> Prompt:
Locate each line containing the string "text" and copy it out.

-- -- --

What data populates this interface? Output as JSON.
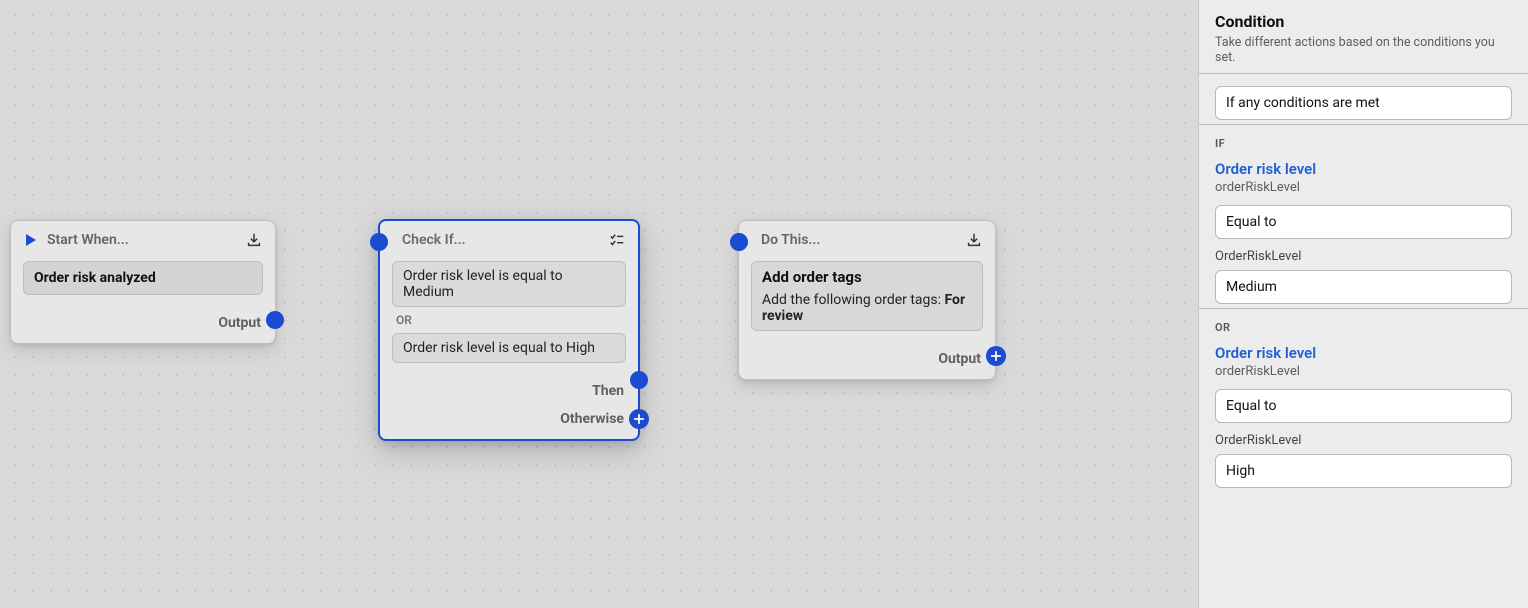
{
  "canvas": {
    "start_node": {
      "title": "Start When...",
      "trigger": "Order risk analyzed",
      "output_label": "Output"
    },
    "check_node": {
      "title": "Check If...",
      "conditions": [
        "Order risk level is equal to Medium",
        "Order risk level is equal to High"
      ],
      "or_label": "OR",
      "then_label": "Then",
      "otherwise_label": "Otherwise"
    },
    "action_node": {
      "title": "Do This...",
      "action_title": "Add order tags",
      "action_desc_prefix": "Add the following order tags: ",
      "action_desc_bold": "For review",
      "output_label": "Output"
    }
  },
  "side_panel": {
    "header_title": "Condition",
    "header_sub": "Take different actions based on the conditions you set.",
    "match_mode": "If any conditions are met",
    "if_section": {
      "label": "IF",
      "variable_label": "Order risk level",
      "variable_code": "orderRiskLevel",
      "operator": "Equal to",
      "value_field_label": "OrderRiskLevel",
      "value": "Medium"
    },
    "or_section": {
      "label": "OR",
      "variable_label": "Order risk level",
      "variable_code": "orderRiskLevel",
      "operator": "Equal to",
      "value_field_label": "OrderRiskLevel",
      "value": "High"
    }
  }
}
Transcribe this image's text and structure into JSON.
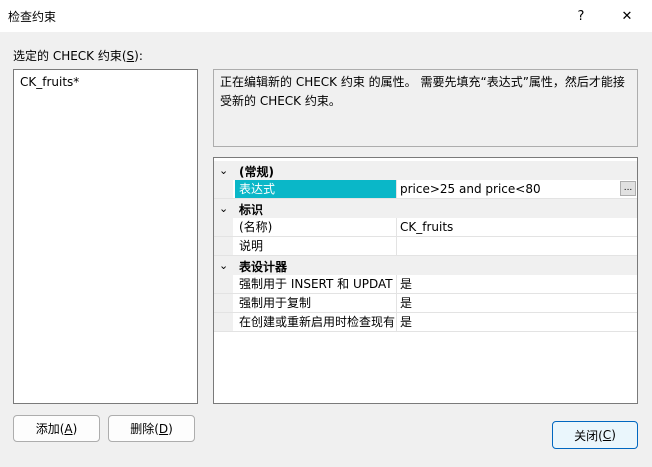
{
  "window": {
    "title": "检查约束",
    "help": "?",
    "close": "✕"
  },
  "left": {
    "label_prefix": "选定的 CHECK 约束(",
    "label_key": "S",
    "label_suffix": "):",
    "items": [
      "CK_fruits*"
    ]
  },
  "description": "正在编辑新的 CHECK 约束 的属性。  需要先填充“表达式”属性，然后才能接受新的 CHECK 约束。",
  "grid": {
    "categories": [
      {
        "title": "(常规)",
        "rows": [
          {
            "name": "表达式",
            "value": "price>25 and price<80"
          }
        ]
      },
      {
        "title": "标识",
        "rows": [
          {
            "name": "(名称)",
            "value": "CK_fruits"
          },
          {
            "name": "说明",
            "value": ""
          }
        ]
      },
      {
        "title": "表设计器",
        "rows": [
          {
            "name": "强制用于 INSERT 和 UPDAT",
            "value": "是"
          },
          {
            "name": "强制用于复制",
            "value": "是"
          },
          {
            "name": "在创建或重新启用时检查现有",
            "value": "是"
          }
        ]
      }
    ],
    "ellipsis": "..."
  },
  "buttons": {
    "add": {
      "text": "添加(",
      "key": "A",
      "suffix": ")"
    },
    "delete": {
      "text": "删除(",
      "key": "D",
      "suffix": ")"
    },
    "close": {
      "text": "关闭(",
      "key": "C",
      "suffix": ")"
    }
  },
  "icons": {
    "chevron": "chevron-down-icon"
  },
  "colors": {
    "selection": "#0ab7c8",
    "default_button_border": "#0067c0"
  }
}
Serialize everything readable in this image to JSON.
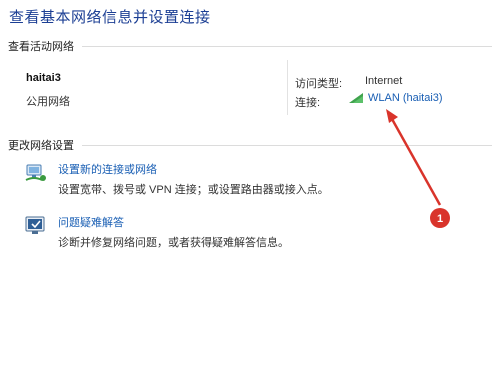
{
  "page_title": "查看基本网络信息并设置连接",
  "active_networks": {
    "header": "查看活动网络",
    "network_name": "haitai3",
    "network_type": "公用网络",
    "access_type_label": "访问类型:",
    "access_type_value": "Internet",
    "connections_label": "连接:",
    "connection_link": "WLAN (haitai3)",
    "connection_icon": "wifi-signal-icon"
  },
  "change_settings": {
    "header": "更改网络设置",
    "tasks": [
      {
        "link": "设置新的连接或网络",
        "description": "设置宽带、拨号或 VPN 连接；或设置路由器或接入点。",
        "icon": "network-setup-icon"
      },
      {
        "link": "问题疑难解答",
        "description": "诊断并修复网络问题，或者获得疑难解答信息。",
        "icon": "troubleshoot-icon"
      }
    ]
  },
  "annotation": {
    "marker": "1",
    "color": "#d9342b"
  },
  "colors": {
    "title": "#1c3f94",
    "link": "#1a5fb4",
    "annotation": "#d9342b"
  }
}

-- -- --

> The reply:
Transcribe this image's text and structure into JSON.
      "text": "添加(",
      "text": "删除(",
      "text": "关闭(",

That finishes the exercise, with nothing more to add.